CPAJ: What effect, if any, do you believe that the convictions in the Enron case will have on fraud deterrence?
Criminologists define two kinds of deterrence: general and specific. The latter involves the effect of punishment on the individual who commits the crime. The notion is that, if you are punished for wrongdoing, you will be less likely to commit it in the future. General deterrence is the message that we supposedly get from seeing someone else punished. Many studies have concluded that general deterrence is much less effective than we would hope. The public has a short memory for those convicted of crimes, and in the long run the lasting effect of these punishments is likely to be minimal.

CPAJ: Many people believe that fraudsters get off with little or no punishment. Does this perception contribute to increased fraudulent activity, and would you support stiffer penalties for white-collar criminals as a deterrent?
I would not support stiffer penalties. Instead, I would advocate more uniform enforcement. Many may not realize that the United States has some of the harshest criminal sanctions in the industrialized world. For punishment to be effective, it must have three components: certainty, severity, and swiftness. Our criminal justice system can be severe. However, it is not certain or swift. Of the three elements, certainty is the most important. Until and unless we change the existing imbalance, increasing the severity of sanctions is largely futile.

CPAJ: Some in our society contend that the increase in fraud is because people are not as ethical today as they were in the past. Do you agree?
I’d like to see some valid scientific studies that test that notion, but I am not aware of any. Perhaps a more logical reason for fraudulent behavior is anomie theory, developed by sociologist Robert Merton. It argues that there is a disconnect between what we have and what we want, which then creates discord and pressure to acquire more. We live in a society where television and other media sometimes focus on those with incredible wealth and lavish possessions. That ultimately drives some to justify getting what they believe they deserve by any means.

CPAJ: Does the ACFE’s research show whether codes of conduct and ethics training really make a difference in reducing fraud?

- Supplied data:
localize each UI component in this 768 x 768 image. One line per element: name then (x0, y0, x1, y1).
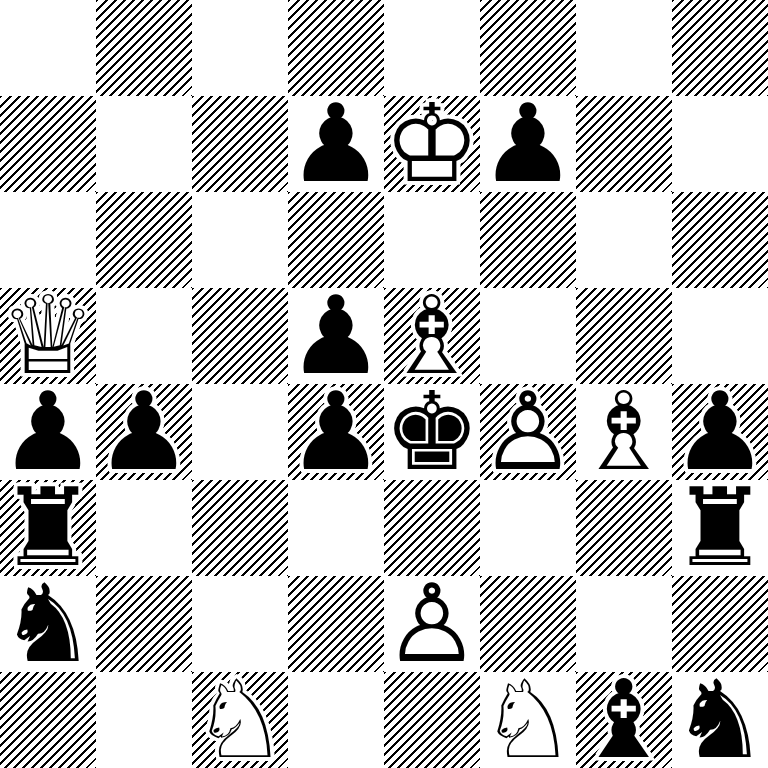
square-h3[interactable]: ♜♜ (672, 480, 768, 576)
white-queen-icon: ♕ (0, 288, 96, 384)
square-h6[interactable] (672, 192, 768, 288)
black-pawn-icon: ♟ (288, 96, 384, 192)
white-pawn-icon: ♙ (480, 384, 576, 480)
square-f7[interactable]: ♟♟ (480, 96, 576, 192)
square-e5[interactable]: ♝♗ (384, 288, 480, 384)
black-king-icon: ♚ (384, 384, 480, 480)
black-rook-icon: ♜ (0, 480, 96, 576)
square-d5[interactable]: ♟♟ (288, 288, 384, 384)
square-b7[interactable] (96, 96, 192, 192)
square-d7[interactable]: ♟♟ (288, 96, 384, 192)
black-knight-icon: ♞ (0, 576, 96, 672)
square-a8[interactable] (0, 0, 96, 96)
square-a7[interactable] (0, 96, 96, 192)
square-h5[interactable] (672, 288, 768, 384)
square-c3[interactable] (192, 480, 288, 576)
square-c8[interactable] (192, 0, 288, 96)
black-rook-halo: ♜ (0, 480, 96, 576)
square-g8[interactable] (576, 0, 672, 96)
black-pawn-icon: ♟ (0, 384, 96, 480)
white-pawn-icon: ♙ (384, 576, 480, 672)
square-g4[interactable]: ♝♗ (576, 384, 672, 480)
white-pawn-halo: ♟ (384, 576, 480, 672)
black-pawn-icon: ♟ (288, 288, 384, 384)
square-h2[interactable] (672, 576, 768, 672)
square-d6[interactable] (288, 192, 384, 288)
black-bishop-halo: ♝ (576, 672, 672, 768)
black-pawn-icon: ♟ (480, 96, 576, 192)
white-pawn-halo: ♟ (480, 384, 576, 480)
square-c1[interactable]: ♞♘ (192, 672, 288, 768)
white-knight-halo: ♞ (480, 672, 576, 768)
square-c4[interactable] (192, 384, 288, 480)
white-knight-icon: ♘ (480, 672, 576, 768)
white-knight-halo: ♞ (192, 672, 288, 768)
black-knight-halo: ♞ (0, 576, 96, 672)
square-a6[interactable] (0, 192, 96, 288)
black-king-halo: ♚ (384, 384, 480, 480)
black-pawn-icon: ♟ (672, 384, 768, 480)
square-c6[interactable] (192, 192, 288, 288)
square-g7[interactable] (576, 96, 672, 192)
square-e1[interactable] (384, 672, 480, 768)
square-a4[interactable]: ♟♟ (0, 384, 96, 480)
square-b3[interactable] (96, 480, 192, 576)
square-e8[interactable] (384, 0, 480, 96)
black-pawn-halo: ♟ (672, 384, 768, 480)
square-e3[interactable] (384, 480, 480, 576)
black-pawn-halo: ♟ (288, 384, 384, 480)
square-f1[interactable]: ♞♘ (480, 672, 576, 768)
square-b5[interactable] (96, 288, 192, 384)
square-f6[interactable] (480, 192, 576, 288)
black-pawn-halo: ♟ (0, 384, 96, 480)
white-king-icon: ♔ (384, 96, 480, 192)
square-f2[interactable] (480, 576, 576, 672)
square-h7[interactable] (672, 96, 768, 192)
square-b8[interactable] (96, 0, 192, 96)
square-a5[interactable]: ♛♕ (0, 288, 96, 384)
black-pawn-halo: ♟ (288, 288, 384, 384)
square-c2[interactable] (192, 576, 288, 672)
black-knight-halo: ♞ (672, 672, 768, 768)
square-b2[interactable] (96, 576, 192, 672)
white-queen-halo: ♛ (0, 288, 96, 384)
white-knight-icon: ♘ (192, 672, 288, 768)
white-bishop-halo: ♝ (384, 288, 480, 384)
black-pawn-icon: ♟ (96, 384, 192, 480)
chess-board: ♟♟♚♔♟♟♛♕♟♟♝♗♟♟♟♟♟♟♚♚♟♙♝♗♟♟♜♜♜♜♞♞♟♙♞♘♞♘♝♝… (0, 0, 768, 768)
square-d8[interactable] (288, 0, 384, 96)
black-pawn-halo: ♟ (96, 384, 192, 480)
black-rook-halo: ♜ (672, 480, 768, 576)
square-a3[interactable]: ♜♜ (0, 480, 96, 576)
square-f8[interactable] (480, 0, 576, 96)
square-a1[interactable] (0, 672, 96, 768)
square-g6[interactable] (576, 192, 672, 288)
square-c5[interactable] (192, 288, 288, 384)
square-b4[interactable]: ♟♟ (96, 384, 192, 480)
white-bishop-icon: ♗ (576, 384, 672, 480)
square-h1[interactable]: ♞♞ (672, 672, 768, 768)
square-d4[interactable]: ♟♟ (288, 384, 384, 480)
white-king-halo: ♚ (384, 96, 480, 192)
square-e6[interactable] (384, 192, 480, 288)
square-d1[interactable] (288, 672, 384, 768)
square-e7[interactable]: ♚♔ (384, 96, 480, 192)
square-g3[interactable] (576, 480, 672, 576)
black-rook-icon: ♜ (672, 480, 768, 576)
square-g2[interactable] (576, 576, 672, 672)
square-e4[interactable]: ♚♚ (384, 384, 480, 480)
square-a2[interactable]: ♞♞ (0, 576, 96, 672)
square-e2[interactable]: ♟♙ (384, 576, 480, 672)
black-bishop-icon: ♝ (576, 672, 672, 768)
square-d2[interactable] (288, 576, 384, 672)
square-f4[interactable]: ♟♙ (480, 384, 576, 480)
square-h4[interactable]: ♟♟ (672, 384, 768, 480)
white-bishop-halo: ♝ (576, 384, 672, 480)
black-pawn-icon: ♟ (288, 384, 384, 480)
black-pawn-halo: ♟ (288, 96, 384, 192)
square-h8[interactable] (672, 0, 768, 96)
square-g1[interactable]: ♝♝ (576, 672, 672, 768)
square-f5[interactable] (480, 288, 576, 384)
square-b6[interactable] (96, 192, 192, 288)
black-knight-icon: ♞ (672, 672, 768, 768)
square-f3[interactable] (480, 480, 576, 576)
white-bishop-icon: ♗ (384, 288, 480, 384)
square-g5[interactable] (576, 288, 672, 384)
square-b1[interactable] (96, 672, 192, 768)
square-d3[interactable] (288, 480, 384, 576)
black-pawn-halo: ♟ (480, 96, 576, 192)
square-c7[interactable] (192, 96, 288, 192)
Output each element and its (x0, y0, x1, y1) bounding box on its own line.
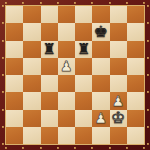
square-e4[interactable] (75, 75, 92, 92)
frame-tack (2, 40, 4, 42)
frame-tack (147, 109, 149, 111)
square-e8[interactable] (75, 6, 92, 23)
black-rook[interactable]: ♜ (77, 41, 90, 56)
square-e1[interactable] (75, 127, 92, 144)
black-rook[interactable]: ♜ (42, 41, 55, 56)
frame-tack (147, 57, 149, 59)
frame-tack (147, 143, 149, 145)
frame-tack (2, 57, 4, 59)
frame-tack (143, 147, 145, 149)
square-d2[interactable] (58, 110, 75, 127)
white-king[interactable]: ♚ (111, 110, 125, 126)
frame-tack (147, 91, 149, 93)
frame-tack (2, 22, 4, 24)
square-g3[interactable]: ♟ (110, 92, 127, 109)
square-h3[interactable] (127, 92, 144, 109)
square-d3[interactable] (58, 92, 75, 109)
square-h1[interactable] (127, 127, 144, 144)
frame-tack (147, 40, 149, 42)
black-king[interactable]: ♚ (94, 23, 108, 39)
frame-tack (109, 2, 111, 4)
frame-tack (74, 2, 76, 4)
frame-tack (57, 2, 59, 4)
square-f6[interactable] (92, 41, 109, 58)
square-c6[interactable]: ♜ (41, 41, 58, 58)
square-h6[interactable] (127, 41, 144, 58)
frame-tack (147, 22, 149, 24)
square-b3[interactable] (23, 92, 40, 109)
frame-tack (109, 147, 111, 149)
frame-tack (147, 74, 149, 76)
white-pawn[interactable]: ♟ (60, 59, 73, 73)
square-c2[interactable] (41, 110, 58, 127)
square-f7[interactable]: ♚ (92, 23, 109, 40)
frame-tack (126, 147, 128, 149)
square-c1[interactable] (41, 127, 58, 144)
frame-tack (22, 147, 24, 149)
square-a4[interactable] (6, 75, 23, 92)
square-g5[interactable] (110, 58, 127, 75)
square-d8[interactable] (58, 6, 75, 23)
frame-tack (74, 147, 76, 149)
square-f4[interactable] (92, 75, 109, 92)
square-d5[interactable]: ♟ (58, 58, 75, 75)
square-f3[interactable] (92, 92, 109, 109)
square-b8[interactable] (23, 6, 40, 23)
square-c4[interactable] (41, 75, 58, 92)
frame-tack (5, 147, 7, 149)
square-d4[interactable] (58, 75, 75, 92)
frame-tack (5, 2, 7, 4)
frame-tack (2, 74, 4, 76)
square-g1[interactable] (110, 127, 127, 144)
square-b7[interactable] (23, 23, 40, 40)
square-c3[interactable] (41, 92, 58, 109)
square-h7[interactable] (127, 23, 144, 40)
square-b5[interactable] (23, 58, 40, 75)
square-c7[interactable] (41, 23, 58, 40)
square-e6[interactable]: ♜ (75, 41, 92, 58)
square-d6[interactable] (58, 41, 75, 58)
square-e2[interactable] (75, 110, 92, 127)
square-a8[interactable] (6, 6, 23, 23)
frame-tack (40, 2, 42, 4)
frame-tack (147, 5, 149, 7)
white-pawn[interactable]: ♟ (112, 93, 125, 107)
square-b4[interactable] (23, 75, 40, 92)
square-g6[interactable] (110, 41, 127, 58)
square-f1[interactable] (92, 127, 109, 144)
frame-tack (91, 147, 93, 149)
white-pawn[interactable]: ♟ (95, 111, 108, 125)
square-b6[interactable] (23, 41, 40, 58)
square-c5[interactable] (41, 58, 58, 75)
square-b2[interactable] (23, 110, 40, 127)
square-a5[interactable] (6, 58, 23, 75)
square-f2[interactable]: ♟ (92, 110, 109, 127)
frame-tack (91, 2, 93, 4)
frame-tack (2, 109, 4, 111)
square-c8[interactable] (41, 6, 58, 23)
square-f8[interactable] (92, 6, 109, 23)
square-a2[interactable] (6, 110, 23, 127)
frame-tack (2, 143, 4, 145)
board-grid: ♚♜♜♟♟♟♚ (5, 5, 145, 145)
square-h4[interactable] (127, 75, 144, 92)
square-e7[interactable] (75, 23, 92, 40)
square-a1[interactable] (6, 127, 23, 144)
square-d1[interactable] (58, 127, 75, 144)
square-h8[interactable] (127, 6, 144, 23)
square-g4[interactable] (110, 75, 127, 92)
frame-tack (57, 147, 59, 149)
square-g2[interactable]: ♚ (110, 110, 127, 127)
square-a6[interactable] (6, 41, 23, 58)
square-e5[interactable] (75, 58, 92, 75)
square-g8[interactable] (110, 6, 127, 23)
square-d7[interactable] (58, 23, 75, 40)
square-h5[interactable] (127, 58, 144, 75)
square-h2[interactable] (127, 110, 144, 127)
chessboard: ♚♜♜♟♟♟♚ (0, 0, 150, 150)
frame-tack (2, 91, 4, 93)
frame-tack (40, 147, 42, 149)
frame-tack (147, 126, 149, 128)
square-f5[interactable] (92, 58, 109, 75)
square-g7[interactable] (110, 23, 127, 40)
square-a7[interactable] (6, 23, 23, 40)
square-b1[interactable] (23, 127, 40, 144)
frame-tack (22, 2, 24, 4)
frame-tack (143, 2, 145, 4)
frame-tack (126, 2, 128, 4)
square-a3[interactable] (6, 92, 23, 109)
frame-tack (2, 126, 4, 128)
frame-tack (2, 5, 4, 7)
square-e3[interactable] (75, 92, 92, 109)
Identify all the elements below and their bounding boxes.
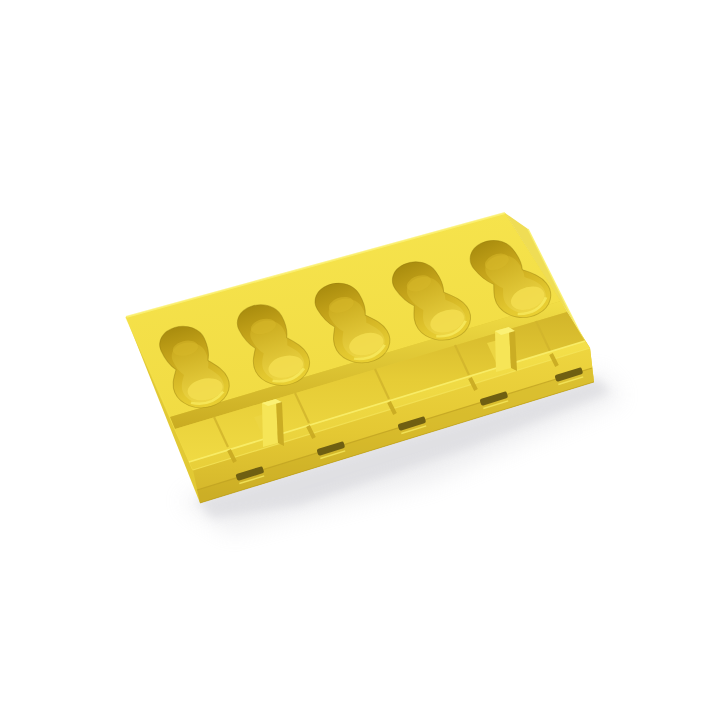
product-image	[0, 0, 720, 720]
popsicle-mold-illustration	[0, 0, 720, 720]
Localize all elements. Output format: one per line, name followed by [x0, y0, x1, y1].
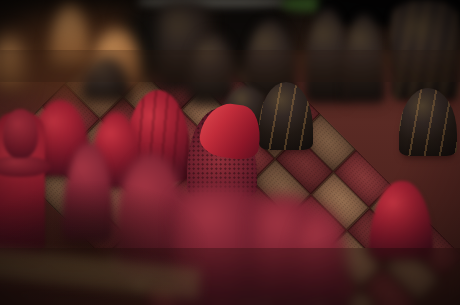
chess-set-photo [0, 0, 460, 305]
red-king-flanged [0, 112, 45, 257]
background-gray-band [138, 0, 288, 7]
black-rook-right [391, 0, 459, 100]
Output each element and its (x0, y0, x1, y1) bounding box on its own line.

- Exercise set:
1 – Name the three components that the interview says punishment must have to be effective.
2 – Give the rows from the line with "square-e4[interactable] (75, 75, 92, 92)" to the line with "white-pawn[interactable]: ♟ (112, 93, 125, 107)" as a numbered list, leaving out blank lines.

- Complete answers:
1 – Certainty, severity, and swiftness.

2 –
1. square-e4[interactable] (75, 75, 92, 92)
2. frame-tack (2, 40, 4, 42)
3. frame-tack (147, 109, 149, 111)
4. square-e8[interactable] (75, 6, 92, 23)
5. black-rook[interactable]: ♜ (77, 41, 90, 56)
6. square-e1[interactable] (75, 127, 92, 144)
7. black-rook[interactable]: ♜ (42, 41, 55, 56)
8. frame-tack (147, 57, 149, 59)
9. frame-tack (147, 143, 149, 145)
10. frame-tack (2, 57, 4, 59)
11. frame-tack (143, 147, 145, 149)
12. square-d2[interactable] (58, 110, 75, 127)
13. white-king[interactable]: ♚ (111, 110, 125, 126)
14. frame-tack (147, 91, 149, 93)
15. frame-tack (2, 22, 4, 24)
16. square-g3[interactable]: ♟ (110, 92, 127, 109)
17. square-h3[interactable] (127, 92, 144, 109)
18. square-d3[interactable] (58, 92, 75, 109)
19. square-h1[interactable] (127, 127, 144, 144)
20. frame-tack (147, 40, 149, 42)
21. black-king[interactable]: ♚ (94, 23, 108, 39)
22. frame-tack (109, 2, 111, 4)
23. frame-tack (74, 2, 76, 4)
24. frame-tack (57, 2, 59, 4)
25. square-f6[interactable] (92, 41, 109, 58)
26. square-c6[interactable]: ♜ (41, 41, 58, 58)
27. square-h6[interactable] (127, 41, 144, 58)
28. frame-tack (147, 22, 149, 24)
29. square-b3[interactable] (23, 92, 40, 109)
30. frame-tack (109, 147, 111, 149)
31. frame-tack (147, 74, 149, 76)
32. white-pawn[interactable]: ♟ (60, 59, 73, 73)
33. square-c2[interactable] (41, 110, 58, 127)
34. square-f7[interactable]: ♚ (92, 23, 109, 40)
35. frame-tack (126, 147, 128, 149)
36. square-c1[interactable] (41, 127, 58, 144)
37. frame-tack (22, 147, 24, 149)
38. square-a4[interactable] (6, 75, 23, 92)
39. square-g5[interactable] (110, 58, 127, 75)
40. square-d8[interactable] (58, 6, 75, 23)
41. frame-tack (74, 147, 76, 149)
42. square-f4[interactable] (92, 75, 109, 92)
43. square-d5[interactable]: ♟ (58, 58, 75, 75)
44. square-f3[interactable] (92, 92, 109, 109)
45. square-b8[interactable] (23, 6, 40, 23)
46. square-c4[interactable] (41, 75, 58, 92)
47. frame-tack (5, 147, 7, 149)
48. square-d4[interactable] (58, 75, 75, 92)
49. frame-tack (5, 2, 7, 4)
50. frame-tack (2, 74, 4, 76)
51. square-g1[interactable] (110, 127, 127, 144)
52. square-b7[interactable] (23, 23, 40, 40)
53. square-c3[interactable] (41, 92, 58, 109)
54. square-h7[interactable] (127, 23, 144, 40)
55. square-b5[interactable] (23, 58, 40, 75)
56. square-c7[interactable] (41, 23, 58, 40)
57. square-e6[interactable]: ♜ (75, 41, 92, 58)
58. square-d6[interactable] (58, 41, 75, 58)
59. square-e2[interactable] (75, 110, 92, 127)
60. square-a8[interactable] (6, 6, 23, 23)
61. frame-tack (40, 2, 42, 4)
62. frame-tack (147, 5, 149, 7)
63. white-pawn[interactable]: ♟ (112, 93, 125, 107)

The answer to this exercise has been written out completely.